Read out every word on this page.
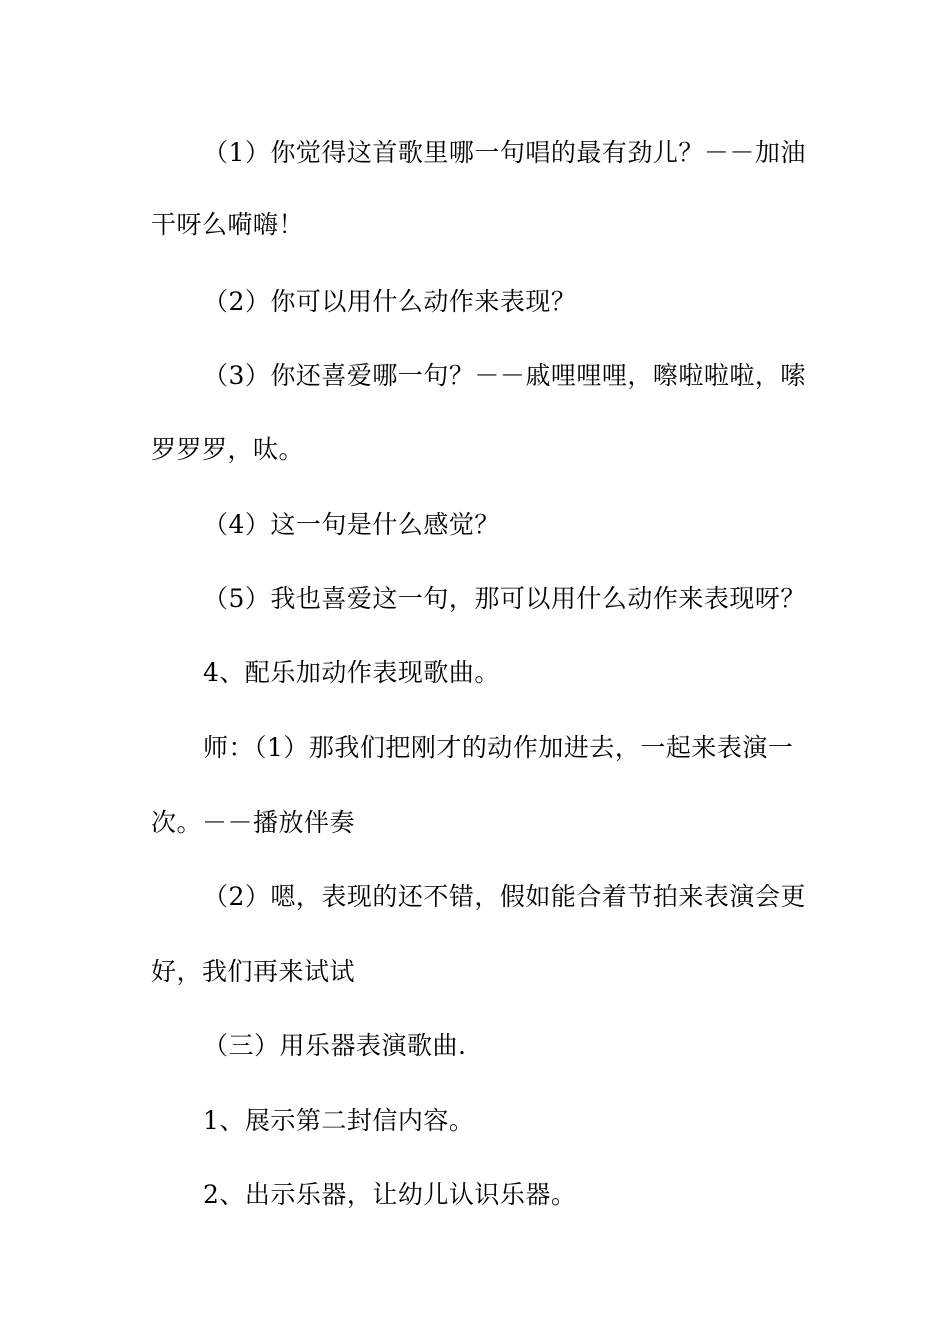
（1）你觉得这首歌里哪一句唱的最有劲儿？－－加油
干呀么嗬嗨！
（2）你可以用什么动作来表现？
（3）你还喜爱哪一句？－－戚哩哩哩，嚓啦啦啦，嗦
罗罗罗，呔。
（4）这一句是什么感觉？
（5）我也喜爱这一句，那可以用什么动作来表现呀？
4、配乐加动作表现歌曲。
师：（1）那我们把刚才的动作加进去，一起来表演一
次。－－播放伴奏
（2）嗯，表现的还不错，假如能合着节拍来表演会更
好，我们再来试试
（三）用乐器表演歌曲.
1、展示第二封信内容。
2、出示乐器，让幼儿认识乐器。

--- Exercise details ---
The records above must be transcribed exactly. Pictures are left out of the copy.

--- The solution ---
Read out every word on this page.
（1）你觉得这首歌里哪一句唱的最有劲儿？－－加油
干呀么嗬嗨！
（2）你可以用什么动作来表现？
（3）你还喜爱哪一句？－－戚哩哩哩，嚓啦啦啦，嗦
罗罗罗，呔。
（4）这一句是什么感觉？
（5）我也喜爱这一句，那可以用什么动作来表现呀？
4、配乐加动作表现歌曲。
师：（1）那我们把刚才的动作加进去，一起来表演一
次。－－播放伴奏
（2）嗯，表现的还不错，假如能合着节拍来表演会更
好，我们再来试试
（三）用乐器表演歌曲.
1、展示第二封信内容。
2、出示乐器，让幼儿认识乐器。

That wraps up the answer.